**PROBLEM:** Write out the listing exactly as it is given.

━━ MATERIAL

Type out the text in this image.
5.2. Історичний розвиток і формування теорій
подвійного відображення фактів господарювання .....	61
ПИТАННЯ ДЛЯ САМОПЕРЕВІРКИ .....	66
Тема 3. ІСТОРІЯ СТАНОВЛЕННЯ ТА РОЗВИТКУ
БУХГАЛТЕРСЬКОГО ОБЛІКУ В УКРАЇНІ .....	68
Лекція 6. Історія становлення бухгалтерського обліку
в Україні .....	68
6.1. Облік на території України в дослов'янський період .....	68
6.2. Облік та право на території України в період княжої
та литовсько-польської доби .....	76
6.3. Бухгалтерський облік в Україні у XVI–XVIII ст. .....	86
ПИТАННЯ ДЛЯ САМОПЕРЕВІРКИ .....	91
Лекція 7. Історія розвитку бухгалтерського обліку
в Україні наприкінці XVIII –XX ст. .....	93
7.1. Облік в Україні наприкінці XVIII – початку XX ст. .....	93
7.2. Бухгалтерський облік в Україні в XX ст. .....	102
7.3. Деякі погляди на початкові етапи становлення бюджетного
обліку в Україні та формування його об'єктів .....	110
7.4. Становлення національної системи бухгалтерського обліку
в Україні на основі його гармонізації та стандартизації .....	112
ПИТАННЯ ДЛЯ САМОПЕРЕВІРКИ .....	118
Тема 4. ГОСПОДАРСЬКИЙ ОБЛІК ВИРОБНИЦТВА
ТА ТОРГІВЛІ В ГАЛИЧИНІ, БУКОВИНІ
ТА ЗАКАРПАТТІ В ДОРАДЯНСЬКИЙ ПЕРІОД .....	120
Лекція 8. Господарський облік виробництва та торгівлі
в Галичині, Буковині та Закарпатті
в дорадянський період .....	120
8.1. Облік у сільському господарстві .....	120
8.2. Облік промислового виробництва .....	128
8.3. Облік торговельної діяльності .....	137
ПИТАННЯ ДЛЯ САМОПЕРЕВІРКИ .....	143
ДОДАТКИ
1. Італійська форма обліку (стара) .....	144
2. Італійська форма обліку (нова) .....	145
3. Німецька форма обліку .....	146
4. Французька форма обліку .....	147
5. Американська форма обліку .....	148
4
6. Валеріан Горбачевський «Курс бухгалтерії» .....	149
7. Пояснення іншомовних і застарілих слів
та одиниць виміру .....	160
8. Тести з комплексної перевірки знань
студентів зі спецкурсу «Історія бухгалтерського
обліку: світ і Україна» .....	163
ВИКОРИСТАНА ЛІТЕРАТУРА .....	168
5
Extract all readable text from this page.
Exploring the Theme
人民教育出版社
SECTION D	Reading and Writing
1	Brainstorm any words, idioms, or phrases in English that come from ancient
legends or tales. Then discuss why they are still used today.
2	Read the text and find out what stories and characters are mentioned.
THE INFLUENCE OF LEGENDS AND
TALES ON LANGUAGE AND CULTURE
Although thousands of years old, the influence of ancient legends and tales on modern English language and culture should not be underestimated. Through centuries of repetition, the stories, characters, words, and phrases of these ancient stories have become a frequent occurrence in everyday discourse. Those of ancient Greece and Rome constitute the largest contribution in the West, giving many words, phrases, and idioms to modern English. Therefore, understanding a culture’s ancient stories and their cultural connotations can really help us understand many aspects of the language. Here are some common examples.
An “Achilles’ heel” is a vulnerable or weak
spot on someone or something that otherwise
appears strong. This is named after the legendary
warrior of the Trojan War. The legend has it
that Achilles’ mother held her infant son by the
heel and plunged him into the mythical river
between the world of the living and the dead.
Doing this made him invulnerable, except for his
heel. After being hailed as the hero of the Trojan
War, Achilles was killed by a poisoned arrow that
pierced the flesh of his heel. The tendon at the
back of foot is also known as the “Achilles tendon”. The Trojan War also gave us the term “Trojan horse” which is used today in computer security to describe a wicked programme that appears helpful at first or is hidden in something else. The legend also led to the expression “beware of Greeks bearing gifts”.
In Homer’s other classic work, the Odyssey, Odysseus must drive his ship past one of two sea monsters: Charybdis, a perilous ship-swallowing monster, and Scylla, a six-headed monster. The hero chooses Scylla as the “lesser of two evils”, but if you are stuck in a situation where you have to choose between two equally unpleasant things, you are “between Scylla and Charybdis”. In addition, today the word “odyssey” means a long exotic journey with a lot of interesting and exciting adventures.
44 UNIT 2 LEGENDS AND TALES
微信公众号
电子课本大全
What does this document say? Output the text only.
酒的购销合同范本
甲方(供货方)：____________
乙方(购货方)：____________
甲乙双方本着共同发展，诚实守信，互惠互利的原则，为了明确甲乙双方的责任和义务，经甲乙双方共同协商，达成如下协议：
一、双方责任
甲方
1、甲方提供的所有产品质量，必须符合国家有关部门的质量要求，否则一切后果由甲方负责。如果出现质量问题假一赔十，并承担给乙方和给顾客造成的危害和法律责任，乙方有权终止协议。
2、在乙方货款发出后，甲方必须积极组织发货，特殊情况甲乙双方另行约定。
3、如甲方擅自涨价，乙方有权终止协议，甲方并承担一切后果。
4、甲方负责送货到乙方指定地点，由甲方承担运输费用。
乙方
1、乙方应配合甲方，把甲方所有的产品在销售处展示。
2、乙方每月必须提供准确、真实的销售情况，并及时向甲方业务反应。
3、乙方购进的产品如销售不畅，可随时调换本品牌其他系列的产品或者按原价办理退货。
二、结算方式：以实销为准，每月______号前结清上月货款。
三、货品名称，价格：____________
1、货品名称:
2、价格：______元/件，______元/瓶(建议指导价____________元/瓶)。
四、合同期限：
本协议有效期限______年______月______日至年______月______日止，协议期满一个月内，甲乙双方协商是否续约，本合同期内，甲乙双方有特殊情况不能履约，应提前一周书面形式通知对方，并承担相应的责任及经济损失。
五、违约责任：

━━━━

**FINISHED EXERCISE:**
Type out the text in this image.
5.2. Історичний розвиток і формування теорій
подвійного відображення фактів господарювання .....	61
ПИТАННЯ ДЛЯ САМОПЕРЕВІРКИ .....	66
Тема 3. ІСТОРІЯ СТАНОВЛЕННЯ ТА РОЗВИТКУ
БУХГАЛТЕРСЬКОГО ОБЛІКУ В УКРАЇНІ .....	68
Лекція 6. Історія становлення бухгалтерського обліку
в Україні .....	68
6.1. Облік на території України в дослов'янський період .....	68
6.2. Облік та право на території України в період княжої
та литовсько-польської доби .....	76
6.3. Бухгалтерський облік в Україні у XVI–XVIII ст. .....	86
ПИТАННЯ ДЛЯ САМОПЕРЕВІРКИ .....	91
Лекція 7. Історія розвитку бухгалтерського обліку
в Україні наприкінці XVIII –XX ст. .....	93
7.1. Облік в Україні наприкінці XVIII – початку XX ст. .....	93
7.2. Бухгалтерський облік в Україні в XX ст. .....	102
7.3. Деякі погляди на початкові етапи становлення бюджетного
обліку в Україні та формування його об'єктів .....	110
7.4. Становлення національної системи бухгалтерського обліку
в Україні на основі його гармонізації та стандартизації .....	112
ПИТАННЯ ДЛЯ САМОПЕРЕВІРКИ .....	118
Тема 4. ГОСПОДАРСЬКИЙ ОБЛІК ВИРОБНИЦТВА
ТА ТОРГІВЛІ В ГАЛИЧИНІ, БУКОВИНІ
ТА ЗАКАРПАТТІ В ДОРАДЯНСЬКИЙ ПЕРІОД .....	120
Лекція 8. Господарський облік виробництва та торгівлі
в Галичині, Буковині та Закарпатті
в дорадянський період .....	120
8.1. Облік у сільському господарстві .....	120
8.2. Облік промислового виробництва .....	128
8.3. Облік торговельної діяльності .....	137
ПИТАННЯ ДЛЯ САМОПЕРЕВІРКИ .....	143
ДОДАТКИ
1. Італійська форма обліку (стара) .....	144
2. Італійська форма обліку (нова) .....	145
3. Німецька форма обліку .....	146
4. Французька форма обліку .....	147
5. Американська форма обліку .....	148
4
6. Валеріан Горбачевський «Курс бухгалтерії» .....	149
7. Пояснення іншомовних і застарілих слів
та одиниць виміру .....	160
8. Тести з комплексної перевірки знань
студентів зі спецкурсу «Історія бухгалтерського
обліку: світ і Україна» .....	163
ВИКОРИСТАНА ЛІТЕРАТУРА .....	168
5
Extract all readable text from this page.
Exploring the Theme
人民教育出版社
SECTION D	Reading and Writing
1	Brainstorm any words, idioms, or phrases in English that come from ancient
legends or tales. Then discuss why they are still used today.
2	Read the text and find out what stories and characters are mentioned.
THE INFLUENCE OF LEGENDS AND
TALES ON LANGUAGE AND CULTURE
Although thousands of years old, the influence of ancient legends and tales on modern English language and culture should not be underestimated. Through centuries of repetition, the stories, characters, words, and phrases of these ancient stories have become a frequent occurrence in everyday discourse. Those of ancient Greece and Rome constitute the largest contribution in the West, giving many words, phrases, and idioms to modern English. Therefore, understanding a culture’s ancient stories and their cultural connotations can really help us understand many aspects of the language. Here are some common examples.
An “Achilles’ heel” is a vulnerable or weak
spot on someone or something that otherwise
appears strong. This is named after the legendary
warrior of the Trojan War. The legend has it
that Achilles’ mother held her infant son by the
heel and plunged him into the mythical river
between the world of the living and the dead.
Doing this made him invulnerable, except for his
heel. After being hailed as the hero of the Trojan
War, Achilles was killed by a poisoned arrow that
pierced the flesh of his heel. The tendon at the
back of foot is also known as the “Achilles tendon”. The Trojan War also gave us the term “Trojan horse” which is used today in computer security to describe a wicked programme that appears helpful at first or is hidden in something else. The legend also led to the expression “beware of Greeks bearing gifts”.
In Homer’s other classic work, the Odyssey, Odysseus must drive his ship past one of two sea monsters: Charybdis, a perilous ship-swallowing monster, and Scylla, a six-headed monster. The hero chooses Scylla as the “lesser of two evils”, but if you are stuck in a situation where you have to choose between two equally unpleasant things, you are “between Scylla and Charybdis”. In addition, today the word “odyssey” means a long exotic journey with a lot of interesting and exciting adventures.
44 UNIT 2 LEGENDS AND TALES
微信公众号
电子课本大全
What does this document say? Output the text only.
酒的购销合同范本
甲方(供货方)：____________
乙方(购货方)：____________
甲乙双方本着共同发展，诚实守信，互惠互利的原则，为了明确甲乙双方的责任和义务，经甲乙双方共同协商，达成如下协议：
一、双方责任
甲方
1、甲方提供的所有产品质量，必须符合国家有关部门的质量要求，否则一切后果由甲方负责。如果出现质量问题假一赔十，并承担给乙方和给顾客造成的危害和法律责任，乙方有权终止协议。
2、在乙方货款发出后，甲方必须积极组织发货，特殊情况甲乙双方另行约定。
3、如甲方擅自涨价，乙方有权终止协议，甲方并承担一切后果。
4、甲方负责送货到乙方指定地点，由甲方承担运输费用。
乙方
1、乙方应配合甲方，把甲方所有的产品在销售处展示。
2、乙方每月必须提供准确、真实的销售情况，并及时向甲方业务反应。
3、乙方购进的产品如销售不畅，可随时调换本品牌其他系列的产品或者按原价办理退货。
二、结算方式：以实销为准，每月______号前结清上月货款。
三、货品名称，价格：____________
1、货品名称:
2、价格：______元/件，______元/瓶(建议指导价____________元/瓶)。
四、合同期限：
本协议有效期限______年______月______日至年______月______日止，协议期满一个月内，甲乙双方协商是否续约，本合同期内，甲乙双方有特殊情况不能履约，应提前一周书面形式通知对方，并承担相应的责任及经济损失。
五、违约责任：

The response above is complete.